(Data records)
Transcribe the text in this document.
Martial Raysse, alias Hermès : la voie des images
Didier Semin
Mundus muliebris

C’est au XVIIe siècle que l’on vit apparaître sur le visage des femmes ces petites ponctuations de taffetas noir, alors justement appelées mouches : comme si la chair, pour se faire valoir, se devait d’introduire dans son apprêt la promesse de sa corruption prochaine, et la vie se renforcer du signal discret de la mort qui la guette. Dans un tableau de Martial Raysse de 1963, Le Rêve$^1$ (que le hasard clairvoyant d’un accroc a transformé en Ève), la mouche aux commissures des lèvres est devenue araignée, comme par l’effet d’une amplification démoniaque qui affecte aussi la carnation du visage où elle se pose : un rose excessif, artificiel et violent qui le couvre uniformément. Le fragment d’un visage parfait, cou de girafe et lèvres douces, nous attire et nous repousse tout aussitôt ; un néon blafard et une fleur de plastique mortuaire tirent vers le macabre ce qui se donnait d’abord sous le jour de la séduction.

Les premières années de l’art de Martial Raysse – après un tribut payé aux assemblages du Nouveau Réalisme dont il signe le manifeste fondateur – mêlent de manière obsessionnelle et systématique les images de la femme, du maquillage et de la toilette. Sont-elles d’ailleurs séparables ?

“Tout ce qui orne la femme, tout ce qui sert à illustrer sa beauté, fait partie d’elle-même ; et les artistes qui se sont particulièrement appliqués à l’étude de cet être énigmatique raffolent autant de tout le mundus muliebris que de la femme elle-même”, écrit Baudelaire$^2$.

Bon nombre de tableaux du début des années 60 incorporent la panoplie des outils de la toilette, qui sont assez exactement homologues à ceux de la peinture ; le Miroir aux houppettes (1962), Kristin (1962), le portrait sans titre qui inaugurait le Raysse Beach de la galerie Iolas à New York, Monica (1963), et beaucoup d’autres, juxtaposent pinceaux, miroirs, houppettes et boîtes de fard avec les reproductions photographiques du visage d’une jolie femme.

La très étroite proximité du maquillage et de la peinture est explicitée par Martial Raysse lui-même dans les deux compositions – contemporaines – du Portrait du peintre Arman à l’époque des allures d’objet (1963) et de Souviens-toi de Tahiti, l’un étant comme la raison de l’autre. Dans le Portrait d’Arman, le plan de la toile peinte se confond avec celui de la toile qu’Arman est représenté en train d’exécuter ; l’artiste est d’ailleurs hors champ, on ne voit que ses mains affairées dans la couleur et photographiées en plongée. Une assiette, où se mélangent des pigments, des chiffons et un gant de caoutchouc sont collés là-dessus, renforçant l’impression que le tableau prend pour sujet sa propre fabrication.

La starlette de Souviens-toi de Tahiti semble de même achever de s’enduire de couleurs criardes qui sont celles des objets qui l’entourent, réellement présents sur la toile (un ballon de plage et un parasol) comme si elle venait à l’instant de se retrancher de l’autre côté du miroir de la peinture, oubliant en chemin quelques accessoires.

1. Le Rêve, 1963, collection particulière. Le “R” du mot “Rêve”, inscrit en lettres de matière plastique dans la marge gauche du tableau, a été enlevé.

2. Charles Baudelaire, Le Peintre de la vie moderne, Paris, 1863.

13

- _Objective_
Output the complete data exactly as written.

- _Finished answer_
Transcribe the text in this document.
Martial Raysse, alias Hermès : la voie des images
Didier Semin
Mundus muliebris

C’est au XVIIe siècle que l’on vit apparaître sur le visage des femmes ces petites ponctuations de taffetas noir, alors justement appelées mouches : comme si la chair, pour se faire valoir, se devait d’introduire dans son apprêt la promesse de sa corruption prochaine, et la vie se renforcer du signal discret de la mort qui la guette. Dans un tableau de Martial Raysse de 1963, Le Rêve$^1$ (que le hasard clairvoyant d’un accroc a transformé en Ève), la mouche aux commissures des lèvres est devenue araignée, comme par l’effet d’une amplification démoniaque qui affecte aussi la carnation du visage où elle se pose : un rose excessif, artificiel et violent qui le couvre uniformément. Le fragment d’un visage parfait, cou de girafe et lèvres douces, nous attire et nous repousse tout aussitôt ; un néon blafard et une fleur de plastique mortuaire tirent vers le macabre ce qui se donnait d’abord sous le jour de la séduction.

Les premières années de l’art de Martial Raysse – après un tribut payé aux assemblages du Nouveau Réalisme dont il signe le manifeste fondateur – mêlent de manière obsessionnelle et systématique les images de la femme, du maquillage et de la toilette. Sont-elles d’ailleurs séparables ?

“Tout ce qui orne la femme, tout ce qui sert à illustrer sa beauté, fait partie d’elle-même ; et les artistes qui se sont particulièrement appliqués à l’étude de cet être énigmatique raffolent autant de tout le mundus muliebris que de la femme elle-même”, écrit Baudelaire$^2$.

Bon nombre de tableaux du début des années 60 incorporent la panoplie des outils de la toilette, qui sont assez exactement homologues à ceux de la peinture ; le Miroir aux houppettes (1962), Kristin (1962), le portrait sans titre qui inaugurait le Raysse Beach de la galerie Iolas à New York, Monica (1963), et beaucoup d’autres, juxtaposent pinceaux, miroirs, houppettes et boîtes de fard avec les reproductions photographiques du visage d’une jolie femme.

La très étroite proximité du maquillage et de la peinture est explicitée par Martial Raysse lui-même dans les deux compositions – contemporaines – du Portrait du peintre Arman à l’époque des allures d’objet (1963) et de Souviens-toi de Tahiti, l’un étant comme la raison de l’autre. Dans le Portrait d’Arman, le plan de la toile peinte se confond avec celui de la toile qu’Arman est représenté en train d’exécuter ; l’artiste est d’ailleurs hors champ, on ne voit que ses mains affairées dans la couleur et photographiées en plongée. Une assiette, où se mélangent des pigments, des chiffons et un gant de caoutchouc sont collés là-dessus, renforçant l’impression que le tableau prend pour sujet sa propre fabrication.

La starlette de Souviens-toi de Tahiti semble de même achever de s’enduire de couleurs criardes qui sont celles des objets qui l’entourent, réellement présents sur la toile (un ballon de plage et un parasol) comme si elle venait à l’instant de se retrancher de l’autre côté du miroir de la peinture, oubliant en chemin quelques accessoires.

1. Le Rêve, 1963, collection particulière. Le “R” du mot “Rêve”, inscrit en lettres de matière plastique dans la marge gauche du tableau, a été enlevé.

2. Charles Baudelaire, Le Peintre de la vie moderne, Paris, 1863.

13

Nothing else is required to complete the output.